Job: Copy all lines holding the word "rate" from the entries.

>>>>>

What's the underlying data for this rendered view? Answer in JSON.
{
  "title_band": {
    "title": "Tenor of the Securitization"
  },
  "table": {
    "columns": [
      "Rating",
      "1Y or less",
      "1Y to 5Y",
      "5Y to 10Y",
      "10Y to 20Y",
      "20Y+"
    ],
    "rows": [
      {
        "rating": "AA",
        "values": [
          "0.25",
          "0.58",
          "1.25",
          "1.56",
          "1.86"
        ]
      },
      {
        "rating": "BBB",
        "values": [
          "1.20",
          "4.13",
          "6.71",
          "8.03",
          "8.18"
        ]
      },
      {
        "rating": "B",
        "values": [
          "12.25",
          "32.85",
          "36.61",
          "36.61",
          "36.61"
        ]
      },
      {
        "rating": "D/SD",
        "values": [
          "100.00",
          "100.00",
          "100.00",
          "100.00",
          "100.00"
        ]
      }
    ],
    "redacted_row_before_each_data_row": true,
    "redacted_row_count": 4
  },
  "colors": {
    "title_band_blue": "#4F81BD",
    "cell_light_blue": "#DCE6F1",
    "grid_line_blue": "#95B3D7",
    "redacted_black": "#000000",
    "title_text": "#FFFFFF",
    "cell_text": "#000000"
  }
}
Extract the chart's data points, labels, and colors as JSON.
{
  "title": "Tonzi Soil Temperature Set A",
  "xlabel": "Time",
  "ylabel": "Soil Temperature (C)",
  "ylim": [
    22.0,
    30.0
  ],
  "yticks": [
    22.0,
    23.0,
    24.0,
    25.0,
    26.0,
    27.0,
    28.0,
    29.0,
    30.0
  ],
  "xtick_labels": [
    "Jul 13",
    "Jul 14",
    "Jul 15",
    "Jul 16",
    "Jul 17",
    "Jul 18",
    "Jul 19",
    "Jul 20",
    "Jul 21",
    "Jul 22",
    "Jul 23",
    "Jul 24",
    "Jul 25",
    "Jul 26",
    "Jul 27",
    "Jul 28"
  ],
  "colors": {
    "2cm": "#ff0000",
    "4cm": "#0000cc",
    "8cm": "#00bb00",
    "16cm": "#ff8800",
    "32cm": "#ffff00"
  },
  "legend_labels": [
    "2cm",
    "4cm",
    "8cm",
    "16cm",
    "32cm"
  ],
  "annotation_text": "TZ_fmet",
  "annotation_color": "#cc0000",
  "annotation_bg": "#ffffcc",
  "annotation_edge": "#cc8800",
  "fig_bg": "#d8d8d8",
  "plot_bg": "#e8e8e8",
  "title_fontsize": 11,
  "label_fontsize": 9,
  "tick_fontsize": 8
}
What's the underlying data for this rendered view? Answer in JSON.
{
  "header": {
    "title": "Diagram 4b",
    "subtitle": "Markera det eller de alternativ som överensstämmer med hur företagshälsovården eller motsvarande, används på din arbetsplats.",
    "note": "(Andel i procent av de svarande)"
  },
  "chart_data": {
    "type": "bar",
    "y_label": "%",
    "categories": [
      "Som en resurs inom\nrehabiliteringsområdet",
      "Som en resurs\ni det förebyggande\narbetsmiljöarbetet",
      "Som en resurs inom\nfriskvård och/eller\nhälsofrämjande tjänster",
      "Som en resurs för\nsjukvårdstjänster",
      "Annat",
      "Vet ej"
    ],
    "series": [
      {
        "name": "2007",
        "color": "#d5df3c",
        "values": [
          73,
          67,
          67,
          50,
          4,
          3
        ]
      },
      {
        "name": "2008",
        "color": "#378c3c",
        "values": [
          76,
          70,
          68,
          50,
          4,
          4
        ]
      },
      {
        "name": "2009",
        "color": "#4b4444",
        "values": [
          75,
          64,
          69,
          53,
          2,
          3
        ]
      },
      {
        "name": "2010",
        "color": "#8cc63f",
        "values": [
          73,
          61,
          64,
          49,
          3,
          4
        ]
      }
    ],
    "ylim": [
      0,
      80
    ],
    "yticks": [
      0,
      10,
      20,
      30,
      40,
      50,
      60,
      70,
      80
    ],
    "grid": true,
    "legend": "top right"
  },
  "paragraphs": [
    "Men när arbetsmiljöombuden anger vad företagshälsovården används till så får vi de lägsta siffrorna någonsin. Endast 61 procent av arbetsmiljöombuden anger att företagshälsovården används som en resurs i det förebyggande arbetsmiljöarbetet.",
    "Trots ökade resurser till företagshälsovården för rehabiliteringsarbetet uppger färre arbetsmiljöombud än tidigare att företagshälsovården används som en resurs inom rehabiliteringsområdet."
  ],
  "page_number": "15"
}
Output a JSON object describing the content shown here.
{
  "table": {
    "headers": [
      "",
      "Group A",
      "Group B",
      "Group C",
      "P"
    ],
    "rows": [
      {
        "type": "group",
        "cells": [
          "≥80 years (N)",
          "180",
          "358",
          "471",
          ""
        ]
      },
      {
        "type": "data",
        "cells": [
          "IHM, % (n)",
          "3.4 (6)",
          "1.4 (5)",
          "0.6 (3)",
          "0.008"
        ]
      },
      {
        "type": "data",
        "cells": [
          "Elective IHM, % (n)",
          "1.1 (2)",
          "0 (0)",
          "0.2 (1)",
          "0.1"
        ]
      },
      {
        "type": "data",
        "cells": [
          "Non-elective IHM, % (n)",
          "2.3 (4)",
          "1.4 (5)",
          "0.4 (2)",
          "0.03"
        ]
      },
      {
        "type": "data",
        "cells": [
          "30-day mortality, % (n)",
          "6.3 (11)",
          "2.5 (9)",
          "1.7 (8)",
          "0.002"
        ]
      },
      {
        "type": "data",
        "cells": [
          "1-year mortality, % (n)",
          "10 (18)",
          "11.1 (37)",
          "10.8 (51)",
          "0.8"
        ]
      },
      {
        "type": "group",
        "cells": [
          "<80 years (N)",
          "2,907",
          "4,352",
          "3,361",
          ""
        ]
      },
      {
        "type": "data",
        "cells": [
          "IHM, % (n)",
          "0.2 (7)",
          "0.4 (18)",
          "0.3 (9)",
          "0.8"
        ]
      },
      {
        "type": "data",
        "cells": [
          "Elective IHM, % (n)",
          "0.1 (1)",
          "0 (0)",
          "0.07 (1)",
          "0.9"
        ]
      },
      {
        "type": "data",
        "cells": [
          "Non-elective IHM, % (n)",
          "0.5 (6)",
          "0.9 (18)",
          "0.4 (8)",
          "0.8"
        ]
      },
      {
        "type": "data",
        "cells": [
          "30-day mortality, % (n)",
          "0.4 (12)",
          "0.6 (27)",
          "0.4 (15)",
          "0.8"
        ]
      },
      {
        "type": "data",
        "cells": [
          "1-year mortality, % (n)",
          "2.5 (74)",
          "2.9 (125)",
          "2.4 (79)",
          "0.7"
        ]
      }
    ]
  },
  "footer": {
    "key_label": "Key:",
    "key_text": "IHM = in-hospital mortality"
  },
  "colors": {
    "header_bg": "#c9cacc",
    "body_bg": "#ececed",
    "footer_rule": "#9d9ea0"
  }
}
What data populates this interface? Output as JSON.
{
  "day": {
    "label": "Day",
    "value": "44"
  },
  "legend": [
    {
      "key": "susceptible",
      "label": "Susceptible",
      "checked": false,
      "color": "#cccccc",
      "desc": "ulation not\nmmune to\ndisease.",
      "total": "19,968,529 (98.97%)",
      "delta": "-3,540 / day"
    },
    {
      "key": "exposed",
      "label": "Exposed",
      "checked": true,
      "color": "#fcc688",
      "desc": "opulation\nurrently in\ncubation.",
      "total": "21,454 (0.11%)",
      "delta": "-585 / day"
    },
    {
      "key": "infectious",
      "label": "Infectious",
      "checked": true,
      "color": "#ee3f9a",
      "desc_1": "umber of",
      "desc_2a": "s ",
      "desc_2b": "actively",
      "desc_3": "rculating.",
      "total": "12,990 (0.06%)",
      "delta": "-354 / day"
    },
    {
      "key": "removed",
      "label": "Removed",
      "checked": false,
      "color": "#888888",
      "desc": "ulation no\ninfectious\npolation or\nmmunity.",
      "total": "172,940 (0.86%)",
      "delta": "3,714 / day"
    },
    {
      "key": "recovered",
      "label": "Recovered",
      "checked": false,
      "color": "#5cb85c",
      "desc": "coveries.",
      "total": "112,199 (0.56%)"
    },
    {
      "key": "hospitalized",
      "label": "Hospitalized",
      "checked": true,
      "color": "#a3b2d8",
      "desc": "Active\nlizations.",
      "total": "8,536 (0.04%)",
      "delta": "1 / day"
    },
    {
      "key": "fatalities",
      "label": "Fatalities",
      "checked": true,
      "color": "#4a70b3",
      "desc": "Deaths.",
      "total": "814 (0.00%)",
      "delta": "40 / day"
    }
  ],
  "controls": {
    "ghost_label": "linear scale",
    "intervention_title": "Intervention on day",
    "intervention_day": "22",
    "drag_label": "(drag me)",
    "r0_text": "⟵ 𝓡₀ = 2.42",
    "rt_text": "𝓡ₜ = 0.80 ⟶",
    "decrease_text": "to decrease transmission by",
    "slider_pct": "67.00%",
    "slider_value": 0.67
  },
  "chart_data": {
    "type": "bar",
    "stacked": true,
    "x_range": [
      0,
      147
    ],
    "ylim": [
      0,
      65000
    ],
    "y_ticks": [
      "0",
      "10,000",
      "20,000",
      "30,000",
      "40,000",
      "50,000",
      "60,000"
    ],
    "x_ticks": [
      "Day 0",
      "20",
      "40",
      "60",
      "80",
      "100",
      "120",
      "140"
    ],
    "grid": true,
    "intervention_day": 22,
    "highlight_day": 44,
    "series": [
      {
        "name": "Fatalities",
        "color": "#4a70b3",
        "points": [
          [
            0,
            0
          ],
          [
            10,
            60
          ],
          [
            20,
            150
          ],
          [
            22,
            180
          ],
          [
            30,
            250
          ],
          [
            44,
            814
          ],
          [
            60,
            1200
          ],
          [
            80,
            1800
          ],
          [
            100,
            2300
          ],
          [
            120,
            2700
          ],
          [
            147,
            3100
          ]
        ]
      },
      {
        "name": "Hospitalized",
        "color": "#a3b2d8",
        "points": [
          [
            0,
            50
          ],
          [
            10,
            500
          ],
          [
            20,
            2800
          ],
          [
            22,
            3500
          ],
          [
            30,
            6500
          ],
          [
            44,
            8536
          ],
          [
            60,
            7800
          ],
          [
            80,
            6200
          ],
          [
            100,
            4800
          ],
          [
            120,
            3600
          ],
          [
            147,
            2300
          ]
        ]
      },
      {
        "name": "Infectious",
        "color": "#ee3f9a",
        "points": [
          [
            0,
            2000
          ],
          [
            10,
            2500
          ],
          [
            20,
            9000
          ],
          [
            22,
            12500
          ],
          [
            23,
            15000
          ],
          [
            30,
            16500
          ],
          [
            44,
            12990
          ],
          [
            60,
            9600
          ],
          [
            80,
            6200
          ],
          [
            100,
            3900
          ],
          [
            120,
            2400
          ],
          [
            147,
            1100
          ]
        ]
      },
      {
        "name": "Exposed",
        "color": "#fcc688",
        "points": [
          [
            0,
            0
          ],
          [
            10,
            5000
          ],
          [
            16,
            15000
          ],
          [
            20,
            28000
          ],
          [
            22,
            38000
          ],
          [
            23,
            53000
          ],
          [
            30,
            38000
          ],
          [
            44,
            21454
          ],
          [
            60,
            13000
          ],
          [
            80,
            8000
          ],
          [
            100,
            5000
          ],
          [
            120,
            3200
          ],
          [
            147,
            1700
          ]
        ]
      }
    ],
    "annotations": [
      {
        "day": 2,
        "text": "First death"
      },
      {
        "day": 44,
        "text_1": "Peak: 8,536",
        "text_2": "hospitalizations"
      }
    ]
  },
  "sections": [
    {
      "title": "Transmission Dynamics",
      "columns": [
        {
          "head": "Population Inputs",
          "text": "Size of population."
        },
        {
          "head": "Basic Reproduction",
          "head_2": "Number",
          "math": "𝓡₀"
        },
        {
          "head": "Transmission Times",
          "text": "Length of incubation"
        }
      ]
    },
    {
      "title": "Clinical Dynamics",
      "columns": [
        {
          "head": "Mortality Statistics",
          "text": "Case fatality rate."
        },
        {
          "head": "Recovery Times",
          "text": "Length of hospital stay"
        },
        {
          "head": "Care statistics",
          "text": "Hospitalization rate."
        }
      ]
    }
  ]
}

<<<<<

Full answer:
          "text": "Case fatality rate."
          "text": "Hospitalization rate."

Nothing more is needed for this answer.